#### [TASK TO CARRY OUT]
Write out only the lines running from the one that contains "Extract all readable text from this page." to the end of the material, both ends included.

Stored entries:

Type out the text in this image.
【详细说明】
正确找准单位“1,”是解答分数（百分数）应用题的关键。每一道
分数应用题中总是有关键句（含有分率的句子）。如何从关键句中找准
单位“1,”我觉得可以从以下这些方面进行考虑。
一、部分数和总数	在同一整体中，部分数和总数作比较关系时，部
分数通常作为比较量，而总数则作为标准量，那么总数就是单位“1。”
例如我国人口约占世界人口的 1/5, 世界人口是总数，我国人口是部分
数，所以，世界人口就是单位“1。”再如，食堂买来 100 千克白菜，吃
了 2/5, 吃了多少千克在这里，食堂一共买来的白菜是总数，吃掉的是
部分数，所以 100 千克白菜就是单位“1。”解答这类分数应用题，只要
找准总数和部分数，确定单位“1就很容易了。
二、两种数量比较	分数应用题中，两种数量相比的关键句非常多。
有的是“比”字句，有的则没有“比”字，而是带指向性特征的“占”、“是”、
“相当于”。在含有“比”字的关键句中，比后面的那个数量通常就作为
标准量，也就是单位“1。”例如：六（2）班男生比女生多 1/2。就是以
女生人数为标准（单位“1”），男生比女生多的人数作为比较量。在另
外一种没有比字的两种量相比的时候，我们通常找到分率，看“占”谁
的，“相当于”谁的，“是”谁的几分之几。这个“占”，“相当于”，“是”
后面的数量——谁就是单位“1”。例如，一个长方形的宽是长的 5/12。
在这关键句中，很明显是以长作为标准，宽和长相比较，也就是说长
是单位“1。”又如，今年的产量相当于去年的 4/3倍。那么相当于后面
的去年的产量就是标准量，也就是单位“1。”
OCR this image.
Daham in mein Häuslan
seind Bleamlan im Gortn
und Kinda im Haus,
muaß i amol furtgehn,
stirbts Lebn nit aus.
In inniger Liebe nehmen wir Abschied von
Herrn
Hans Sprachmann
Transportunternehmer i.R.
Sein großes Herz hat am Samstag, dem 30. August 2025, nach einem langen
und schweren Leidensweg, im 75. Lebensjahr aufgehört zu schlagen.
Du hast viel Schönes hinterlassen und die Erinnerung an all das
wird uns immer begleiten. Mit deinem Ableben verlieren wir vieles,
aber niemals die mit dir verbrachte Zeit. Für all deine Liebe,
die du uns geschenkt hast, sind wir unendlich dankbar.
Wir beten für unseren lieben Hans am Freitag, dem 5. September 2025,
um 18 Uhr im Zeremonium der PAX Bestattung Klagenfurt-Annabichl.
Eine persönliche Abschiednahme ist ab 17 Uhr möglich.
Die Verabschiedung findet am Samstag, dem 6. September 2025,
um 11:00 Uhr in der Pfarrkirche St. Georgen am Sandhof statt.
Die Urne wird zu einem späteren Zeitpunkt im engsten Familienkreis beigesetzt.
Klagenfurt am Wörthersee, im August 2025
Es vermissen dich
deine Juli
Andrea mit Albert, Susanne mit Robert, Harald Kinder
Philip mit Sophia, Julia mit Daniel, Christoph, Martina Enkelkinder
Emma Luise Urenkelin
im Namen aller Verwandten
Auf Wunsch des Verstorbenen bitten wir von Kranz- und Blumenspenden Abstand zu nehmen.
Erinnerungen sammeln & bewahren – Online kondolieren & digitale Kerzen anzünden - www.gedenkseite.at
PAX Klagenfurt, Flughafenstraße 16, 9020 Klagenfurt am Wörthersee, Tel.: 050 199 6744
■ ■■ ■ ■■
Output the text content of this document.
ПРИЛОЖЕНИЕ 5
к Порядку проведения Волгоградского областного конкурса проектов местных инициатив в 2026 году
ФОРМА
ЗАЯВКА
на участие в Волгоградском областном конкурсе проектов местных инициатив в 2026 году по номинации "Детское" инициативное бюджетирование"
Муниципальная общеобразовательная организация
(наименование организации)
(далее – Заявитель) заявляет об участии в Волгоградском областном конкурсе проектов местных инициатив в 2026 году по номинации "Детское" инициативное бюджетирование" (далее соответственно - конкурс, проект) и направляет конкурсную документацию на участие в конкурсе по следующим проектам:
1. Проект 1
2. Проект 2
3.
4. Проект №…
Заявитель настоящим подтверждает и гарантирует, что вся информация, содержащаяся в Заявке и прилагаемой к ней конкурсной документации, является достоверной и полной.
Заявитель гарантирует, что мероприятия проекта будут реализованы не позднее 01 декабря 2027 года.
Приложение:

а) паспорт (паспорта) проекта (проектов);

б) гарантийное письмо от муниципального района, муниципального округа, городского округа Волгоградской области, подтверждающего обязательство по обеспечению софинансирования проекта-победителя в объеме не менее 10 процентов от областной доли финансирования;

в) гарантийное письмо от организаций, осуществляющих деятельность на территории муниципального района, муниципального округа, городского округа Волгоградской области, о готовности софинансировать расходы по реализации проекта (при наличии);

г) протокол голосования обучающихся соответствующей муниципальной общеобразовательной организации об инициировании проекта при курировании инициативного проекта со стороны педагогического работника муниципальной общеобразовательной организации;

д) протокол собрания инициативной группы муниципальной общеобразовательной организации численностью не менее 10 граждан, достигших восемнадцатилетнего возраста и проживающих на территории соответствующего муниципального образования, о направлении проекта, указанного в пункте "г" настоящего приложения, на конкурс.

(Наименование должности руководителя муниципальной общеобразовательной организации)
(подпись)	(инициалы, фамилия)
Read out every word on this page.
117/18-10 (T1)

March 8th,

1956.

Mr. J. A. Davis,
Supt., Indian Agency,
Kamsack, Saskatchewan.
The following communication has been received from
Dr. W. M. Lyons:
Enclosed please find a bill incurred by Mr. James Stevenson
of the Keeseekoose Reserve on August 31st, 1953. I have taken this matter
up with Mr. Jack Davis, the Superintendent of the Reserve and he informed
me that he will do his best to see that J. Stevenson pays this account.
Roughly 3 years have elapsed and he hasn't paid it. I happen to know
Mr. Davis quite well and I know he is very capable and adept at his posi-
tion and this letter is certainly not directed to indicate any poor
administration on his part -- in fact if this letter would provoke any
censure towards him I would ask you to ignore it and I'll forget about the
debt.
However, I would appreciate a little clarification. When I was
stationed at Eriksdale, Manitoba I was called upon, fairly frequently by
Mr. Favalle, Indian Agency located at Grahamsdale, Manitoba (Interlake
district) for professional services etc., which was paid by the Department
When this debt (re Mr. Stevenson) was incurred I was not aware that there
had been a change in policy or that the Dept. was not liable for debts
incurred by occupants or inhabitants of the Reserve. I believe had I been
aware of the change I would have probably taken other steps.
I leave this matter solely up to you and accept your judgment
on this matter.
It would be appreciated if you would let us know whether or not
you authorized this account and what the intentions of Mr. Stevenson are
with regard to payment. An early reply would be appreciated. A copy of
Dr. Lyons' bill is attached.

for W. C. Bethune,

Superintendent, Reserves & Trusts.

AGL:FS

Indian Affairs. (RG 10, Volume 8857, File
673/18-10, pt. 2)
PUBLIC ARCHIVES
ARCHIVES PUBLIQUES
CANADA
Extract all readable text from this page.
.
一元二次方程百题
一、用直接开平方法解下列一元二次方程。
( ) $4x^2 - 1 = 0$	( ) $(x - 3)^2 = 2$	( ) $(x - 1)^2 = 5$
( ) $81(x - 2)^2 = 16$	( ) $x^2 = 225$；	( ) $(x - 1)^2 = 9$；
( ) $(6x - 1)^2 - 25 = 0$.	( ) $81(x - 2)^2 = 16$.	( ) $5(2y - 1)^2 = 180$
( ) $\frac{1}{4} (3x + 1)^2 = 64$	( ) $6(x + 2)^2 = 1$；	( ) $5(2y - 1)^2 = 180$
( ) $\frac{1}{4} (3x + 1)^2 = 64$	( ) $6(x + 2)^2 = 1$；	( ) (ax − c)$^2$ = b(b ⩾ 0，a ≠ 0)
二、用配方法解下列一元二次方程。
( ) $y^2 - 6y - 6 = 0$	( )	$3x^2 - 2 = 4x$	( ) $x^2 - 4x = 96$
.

#### [WRITTEN RESPONSE]
Extract all readable text from this page.
.
一元二次方程百题
一、用直接开平方法解下列一元二次方程。
( ) $4x^2 - 1 = 0$	( ) $(x - 3)^2 = 2$	( ) $(x - 1)^2 = 5$
( ) $81(x - 2)^2 = 16$	( ) $x^2 = 225$；	( ) $(x - 1)^2 = 9$；
( ) $(6x - 1)^2 - 25 = 0$.	( ) $81(x - 2)^2 = 16$.	( ) $5(2y - 1)^2 = 180$
( ) $\frac{1}{4} (3x + 1)^2 = 64$	( ) $6(x + 2)^2 = 1$；	( ) $5(2y - 1)^2 = 180$
( ) $\frac{1}{4} (3x + 1)^2 = 64$	( ) $6(x + 2)^2 = 1$；	( ) (ax − c)$^2$ = b(b ⩾ 0，a ≠ 0)
二、用配方法解下列一元二次方程。
( ) $y^2 - 6y - 6 = 0$	( )	$3x^2 - 2 = 4x$	( ) $x^2 - 4x = 96$
.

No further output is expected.